Labeled box entries:
<<<<
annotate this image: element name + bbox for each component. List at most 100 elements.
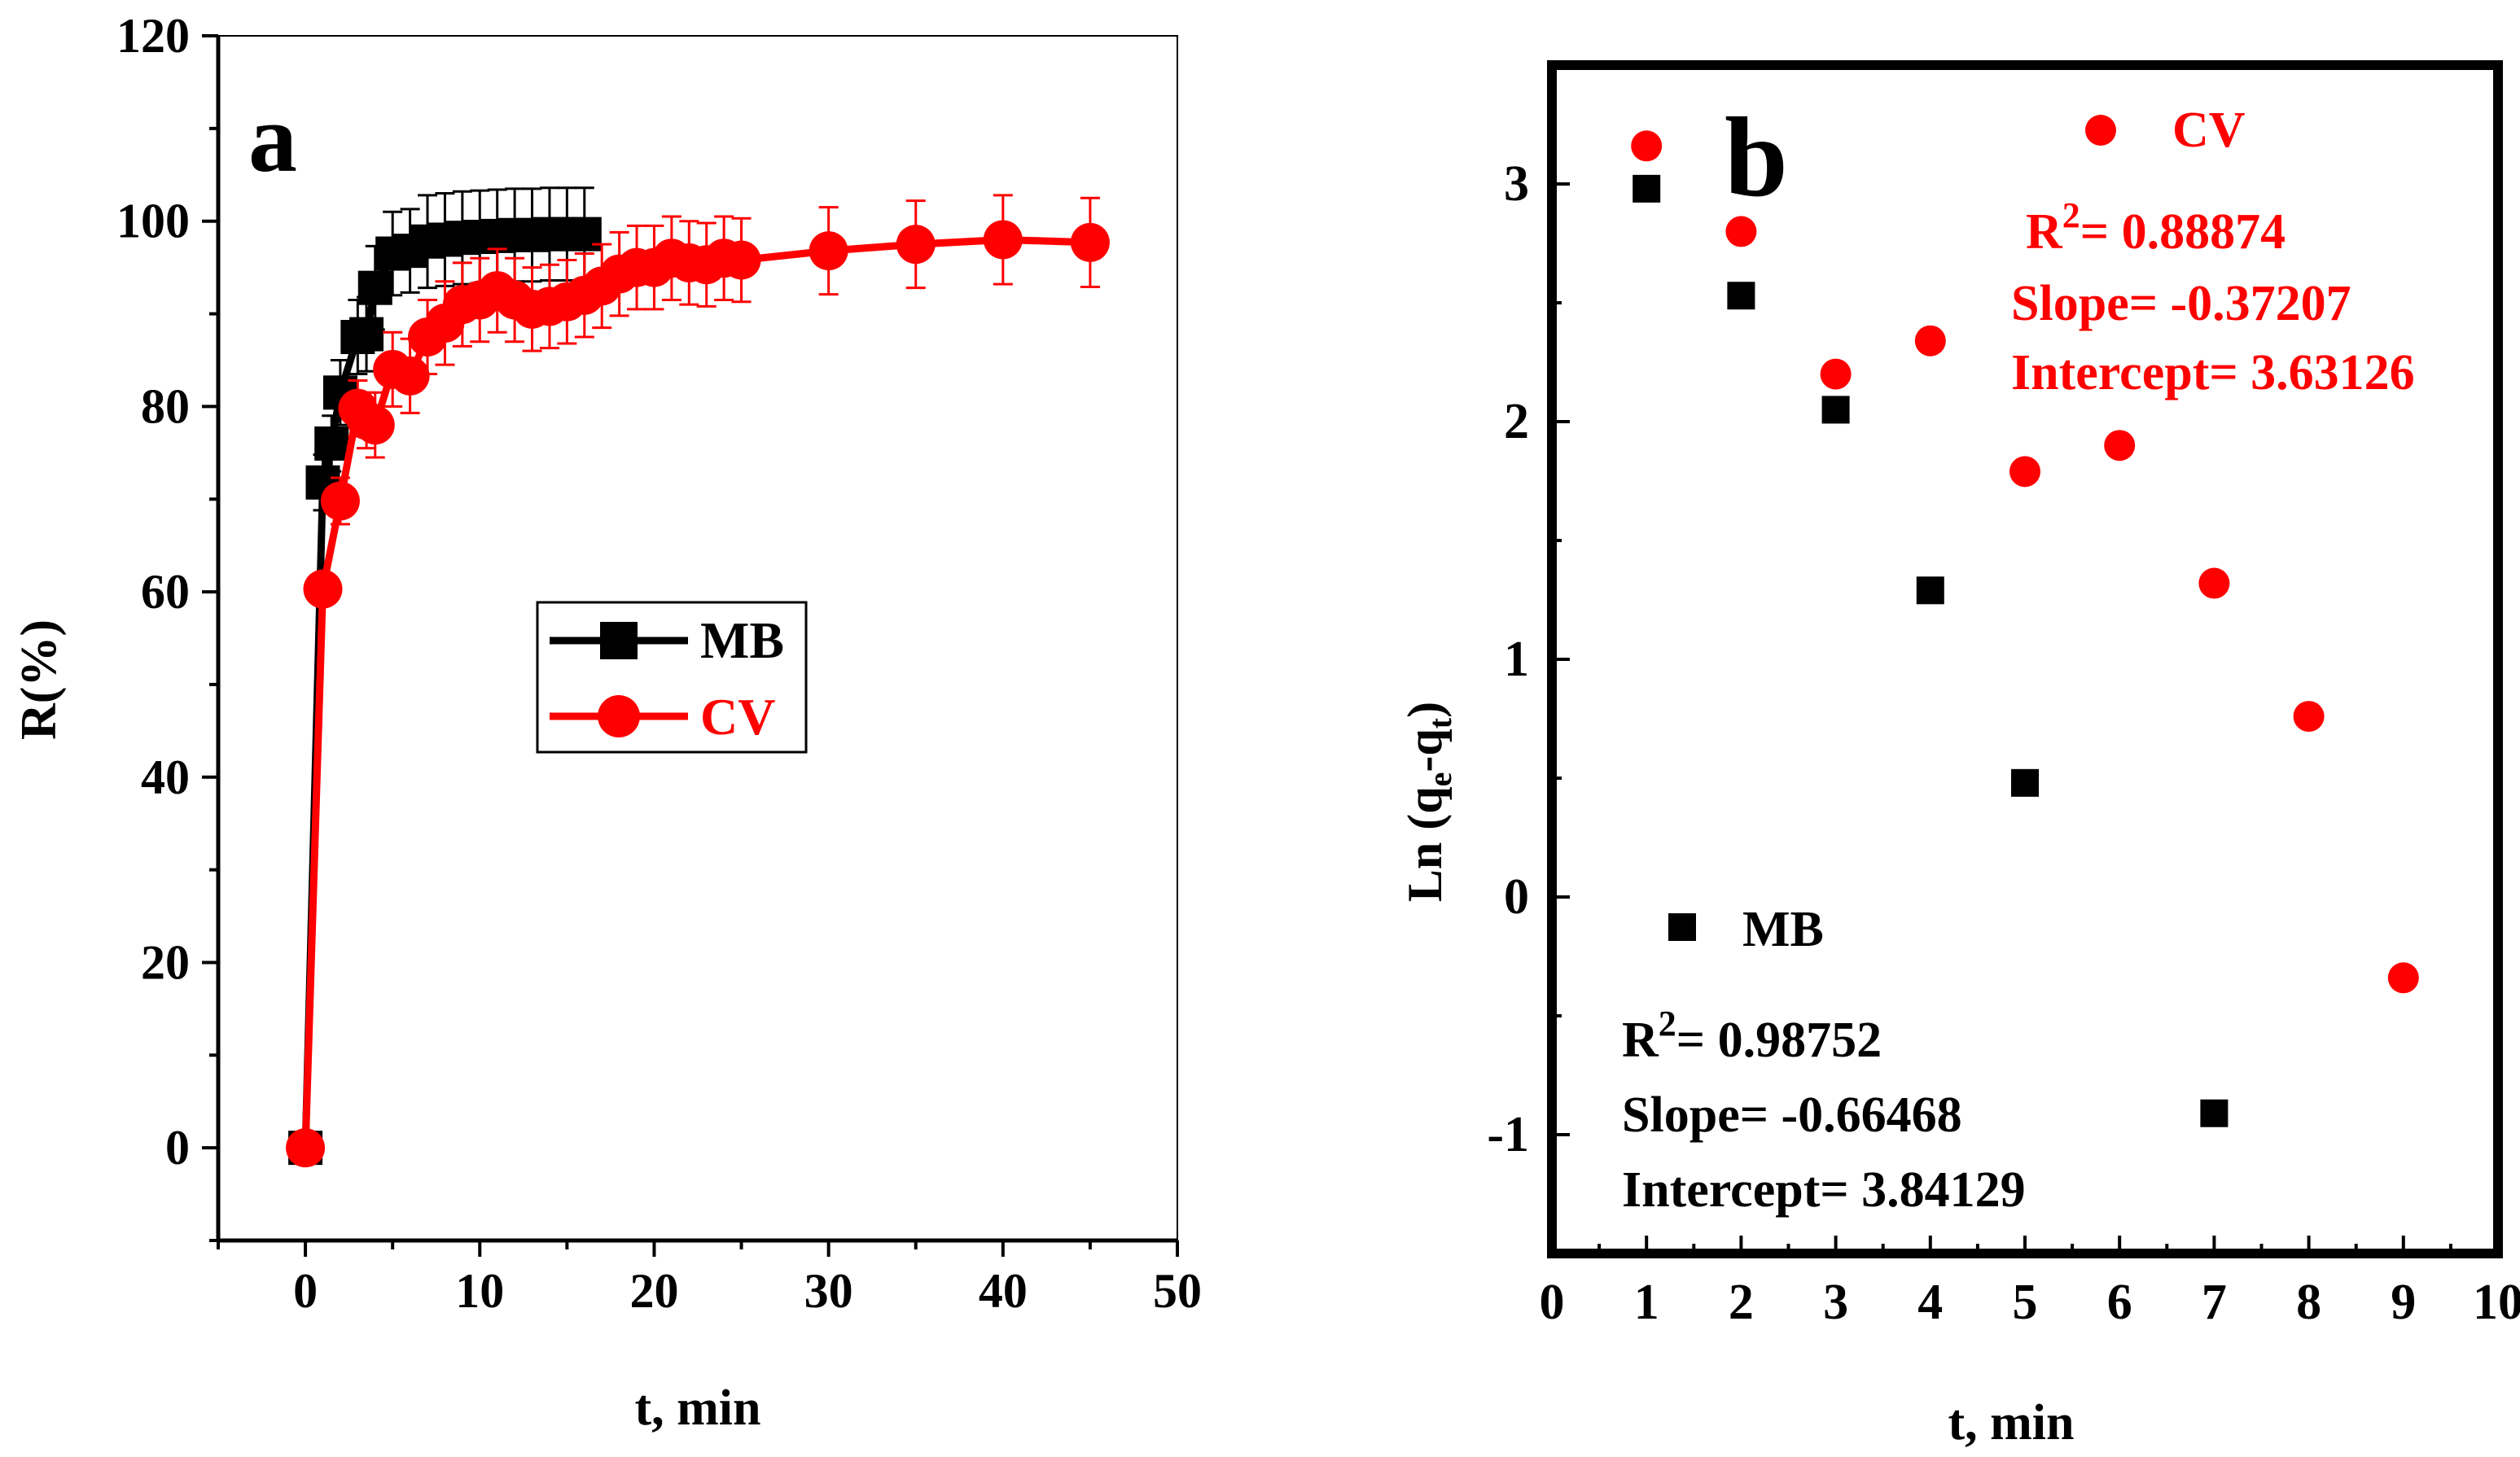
- y-tick-label: 3: [1504, 156, 1529, 212]
- mb-intercept-annotation: Intercept= 3.84129: [1622, 1162, 2026, 1218]
- mb-data-point: [1916, 576, 1944, 605]
- panel-a-chart: 0 10 20 30 40 50 0 20 40 60 80 100 120 a t, min R(%)…: [11, 9, 1202, 1436]
- cv-legend-label-b: CV: [2172, 103, 2246, 158]
- cv-r2-value: = 0.88874: [2080, 204, 2286, 260]
- legend-mb-square-marker-b: [1668, 913, 1696, 941]
- cv-intercept-annotation: Intercept= 3.63126: [2011, 345, 2415, 400]
- panel-a-legend: MB CV: [536, 601, 808, 754]
- series-cv: [286, 194, 1110, 1168]
- cv-data-point: [2293, 701, 2325, 733]
- y-tick-label: 120: [116, 9, 190, 63]
- cv-data-point: [355, 405, 395, 445]
- mb-r2-label: R: [1622, 1013, 1659, 1068]
- panel-a-label: a: [248, 84, 297, 192]
- cv-data-point: [1070, 222, 1110, 262]
- y-tick-label: -1: [1487, 1107, 1529, 1162]
- panel-b-series: [1631, 130, 2419, 1127]
- x-tick-label: 9: [2391, 1275, 2416, 1330]
- cv-data-point: [1914, 325, 1946, 357]
- cv-data-point: [390, 356, 430, 396]
- x-tick-label: 40: [979, 1264, 1028, 1318]
- y-tick-label: 0: [1504, 869, 1529, 925]
- cv-r2-superscript: 2: [2062, 195, 2080, 235]
- cv-data-point: [2104, 430, 2136, 462]
- x-tick-label: 2: [1729, 1275, 1754, 1330]
- cv-data-point: [303, 569, 343, 609]
- panel-a-x-axis-title: t, min: [635, 1380, 761, 1436]
- y-title-sub-t: t: [1422, 717, 1458, 728]
- y-title-part-ln: Ln (q: [1398, 786, 1452, 902]
- series-cv-b: [1631, 130, 2419, 994]
- x-tick-label: 10: [2473, 1275, 2520, 1330]
- y-title-part-close: ): [1398, 702, 1452, 718]
- x-tick-label: 20: [629, 1264, 678, 1318]
- y-tick-label: 20: [141, 935, 190, 989]
- y-tick-label: 0: [165, 1121, 190, 1175]
- panel-b-y-axis-title: Ln (qe-qt): [1398, 702, 1458, 902]
- mb-data-point: [567, 217, 602, 252]
- mb-data-point: [314, 426, 349, 461]
- cv-r2-label: R: [2026, 204, 2063, 260]
- cv-data-point: [896, 225, 936, 265]
- panel-b-plot-frame: [1547, 60, 2503, 1258]
- x-tick-label: 5: [2013, 1275, 2038, 1330]
- panel-b-x-axis-title: t, min: [1948, 1395, 2075, 1450]
- mb-data-point: [1821, 396, 1850, 424]
- panel-a-series: [286, 186, 1110, 1168]
- cv-data-point: [2387, 962, 2419, 994]
- cv-data-point: [320, 481, 360, 521]
- x-tick-label: 30: [804, 1264, 853, 1318]
- cv-data-point: [2009, 456, 2040, 488]
- mb-slope-annotation: Slope= -0.66468: [1622, 1087, 1962, 1143]
- legend-mb-label: MB: [700, 611, 784, 669]
- x-tick-label: 10: [455, 1264, 504, 1318]
- mb-data-point: [1727, 282, 1755, 310]
- x-tick-label: 1: [1634, 1275, 1659, 1330]
- mb-r2-annotation: R2= 0.98752: [1622, 1004, 1882, 1068]
- x-tick-label: 4: [1917, 1275, 1943, 1330]
- cv-data-point: [983, 220, 1023, 260]
- series-mb-b: [1633, 174, 2229, 1127]
- mb-data-point: [357, 270, 392, 305]
- y-title-sub-e: e: [1422, 772, 1458, 787]
- panel-a-y-axis-title: R(%): [11, 619, 67, 740]
- y-tick-label: 100: [116, 195, 190, 248]
- mb-r2-value: = 0.98752: [1676, 1013, 1882, 1068]
- legend-cv-circle-marker-b: [2085, 115, 2116, 146]
- panel-a-legend-box: [536, 601, 808, 754]
- panel-b-tick-labels: 0 1 2 3 4 5 6 7 8 9 10 -1 0 1 2 3: [1487, 156, 2520, 1330]
- mb-data-point: [2011, 768, 2039, 797]
- x-tick-label: 8: [2296, 1275, 2321, 1330]
- panel-a-tick-labels: 0 10 20 30 40 50 0 20 40 60 80 100 120: [116, 9, 1202, 1318]
- mb-r2-superscript: 2: [1659, 1004, 1676, 1044]
- cv-data-point: [721, 240, 761, 280]
- panel-b-chart: 0 1 2 3 4 5 6 7 8 9 10 -1 0 1 2 3 b t, min Ln (qe-qt) C…: [1398, 60, 2520, 1450]
- cv-slope-annotation: Slope= -0.37207: [2011, 276, 2351, 331]
- panel-b-label: b: [1725, 94, 1788, 221]
- y-tick-label: 1: [1504, 632, 1529, 687]
- panel-a-ticks: [202, 34, 1179, 1257]
- panel-b-ticks: [1550, 63, 2500, 1255]
- x-tick-label: 7: [2202, 1275, 2227, 1330]
- cv-data-point: [2198, 567, 2230, 599]
- cv-data-point: [1725, 216, 1757, 247]
- mb-legend-label-b: MB: [1742, 902, 1824, 957]
- y-tick-label: 80: [141, 379, 190, 433]
- legend-cv-circle-marker: [598, 695, 640, 737]
- cv-data-point: [1631, 130, 1663, 162]
- cv-data-point: [809, 231, 848, 271]
- cv-r2-annotation: R2= 0.88874: [2026, 195, 2286, 260]
- y-tick-label: 2: [1504, 394, 1529, 449]
- x-tick-label: 50: [1153, 1264, 1202, 1318]
- x-tick-label: 0: [293, 1264, 318, 1318]
- mb-data-point: [2200, 1099, 2229, 1127]
- x-tick-label: 3: [1823, 1275, 1848, 1330]
- mb-data-point: [349, 317, 384, 352]
- y-title-part-minus-q: -q: [1398, 728, 1452, 772]
- x-tick-label: 0: [1540, 1275, 1565, 1330]
- cv-data-point: [286, 1128, 326, 1168]
- legend-cv-label: CV: [700, 688, 775, 746]
- x-tick-label: 6: [2107, 1275, 2132, 1330]
- y-tick-label: 60: [141, 565, 190, 619]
>>>>
[TASK TO COMPLETE] Starting at the entry containing "- y-tick-label: 3: [1504, 156, 1529, 212]" and ending at the one containing "- panel-b-plot-frame: [1547, 60, 2503, 1258]", reproduce those entries with "cv-data-point" substituted by "cv-marker" and nothing else altered.

[FINISHED ANSWER]
- y-tick-label: 3: [1504, 156, 1529, 212]
- mb-intercept-annotation: Intercept= 3.84129: [1622, 1162, 2026, 1218]
- mb-data-point: [1916, 576, 1944, 605]
- panel-a-chart: 0 10 20 30 40 50 0 20 40 60 80 100 120 a t, min R(%)…: [11, 9, 1202, 1436]
- cv-legend-label-b: CV: [2172, 103, 2246, 158]
- cv-r2-value: = 0.88874: [2080, 204, 2286, 260]
- legend-mb-square-marker-b: [1668, 913, 1696, 941]
- cv-intercept-annotation: Intercept= 3.63126: [2011, 345, 2415, 400]
- panel-a-legend: MB CV: [536, 601, 808, 754]
- series-cv: [286, 194, 1110, 1168]
- cv-marker: [2293, 701, 2325, 733]
- y-tick-label: 120: [116, 9, 190, 63]
- cv-marker: [355, 405, 395, 445]
- mb-r2-label: R: [1622, 1013, 1659, 1068]
- panel-a-label: a: [248, 84, 297, 192]
- cv-marker: [1070, 222, 1110, 262]
- y-tick-label: -1: [1487, 1107, 1529, 1162]
- panel-b-series: [1631, 130, 2419, 1127]
- x-tick-label: 9: [2391, 1275, 2416, 1330]
- cv-marker: [1914, 325, 1946, 357]
- cv-marker: [390, 356, 430, 396]
- x-tick-label: 40: [979, 1264, 1028, 1318]
- y-tick-label: 0: [1504, 869, 1529, 925]
- cv-r2-superscript: 2: [2062, 195, 2080, 235]
- cv-marker: [2104, 430, 2136, 462]
- x-tick-label: 2: [1729, 1275, 1754, 1330]
- cv-marker: [303, 569, 343, 609]
- panel-a-x-axis-title: t, min: [635, 1380, 761, 1436]
- y-title-sub-t: t: [1422, 717, 1458, 728]
- y-title-part-ln: Ln (q: [1398, 786, 1452, 902]
- series-cv-b: [1631, 130, 2419, 994]
- x-tick-label: 10: [2473, 1275, 2520, 1330]
- y-title-part-close: ): [1398, 702, 1452, 718]
- x-tick-label: 20: [629, 1264, 678, 1318]
- y-tick-label: 20: [141, 935, 190, 989]
- y-tick-label: 0: [165, 1121, 190, 1175]
- panel-b-y-axis-title: Ln (qe-qt): [1398, 702, 1458, 902]
- mb-data-point: [567, 217, 602, 252]
- mb-data-point: [314, 426, 349, 461]
- cv-r2-label: R: [2026, 204, 2063, 260]
- cv-marker: [896, 225, 936, 265]
- panel-b-plot-frame: [1547, 60, 2503, 1258]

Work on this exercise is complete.